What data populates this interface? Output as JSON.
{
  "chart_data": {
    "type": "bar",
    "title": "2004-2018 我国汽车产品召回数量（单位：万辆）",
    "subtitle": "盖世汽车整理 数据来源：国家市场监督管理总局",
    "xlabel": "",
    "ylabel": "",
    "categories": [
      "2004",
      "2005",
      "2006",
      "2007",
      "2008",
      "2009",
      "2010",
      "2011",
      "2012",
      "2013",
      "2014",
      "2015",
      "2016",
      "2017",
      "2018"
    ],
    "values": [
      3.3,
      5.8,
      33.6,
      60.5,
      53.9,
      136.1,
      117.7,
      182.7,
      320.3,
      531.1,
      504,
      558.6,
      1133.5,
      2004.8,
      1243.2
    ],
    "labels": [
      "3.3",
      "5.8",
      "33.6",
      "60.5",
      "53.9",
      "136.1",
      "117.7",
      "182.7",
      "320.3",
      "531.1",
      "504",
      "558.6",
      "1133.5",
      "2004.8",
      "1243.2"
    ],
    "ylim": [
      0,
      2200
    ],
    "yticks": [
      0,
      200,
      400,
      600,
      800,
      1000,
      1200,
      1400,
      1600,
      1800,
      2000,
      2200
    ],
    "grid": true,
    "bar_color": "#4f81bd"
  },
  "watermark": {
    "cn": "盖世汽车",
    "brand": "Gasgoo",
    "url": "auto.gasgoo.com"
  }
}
--- --- ---
> **TASK DIRECTIONS**
Quote each line of the data above exactly as written.

> **WRITTEN RESPONSE**
What data populates this interface? Output as JSON.
{
  "chart_data": {
    "type": "bar",
    "title": "2004-2018 我国汽车产品召回数量（单位：万辆）",
    "subtitle": "盖世汽车整理 数据来源：国家市场监督管理总局",
    "xlabel": "",
    "ylabel": "",
    "categories": [
      "2004",
      "2005",
      "2006",
      "2007",
      "2008",
      "2009",
      "2010",
      "2011",
      "2012",
      "2013",
      "2014",
      "2015",
      "2016",
      "2017",
      "2018"
    ],
    "values": [
      3.3,
      5.8,
      33.6,
      60.5,
      53.9,
      136.1,
      117.7,
      182.7,
      320.3,
      531.1,
      504,
      558.6,
      1133.5,
      2004.8,
      1243.2
    ],
    "labels": [
      "3.3",
      "5.8",
      "33.6",
      "60.5",
      "53.9",
      "136.1",
      "117.7",
      "182.7",
      "320.3",
      "531.1",
      "504",
      "558.6",
      "1133.5",
      "2004.8",
      "1243.2"
    ],
    "ylim": [
      0,
      2200
    ],
    "yticks": [
      0,
      200,
      400,
      600,
      800,
      1000,
      1200,
      1400,
      1600,
      1800,
      2000,
      2200
    ],
    "grid": true,
    "bar_color": "#4f81bd"
  },
  "watermark": {
    "cn": "盖世汽车",
    "brand": "Gasgoo",
    "url": "auto.gasgoo.com"
  }
}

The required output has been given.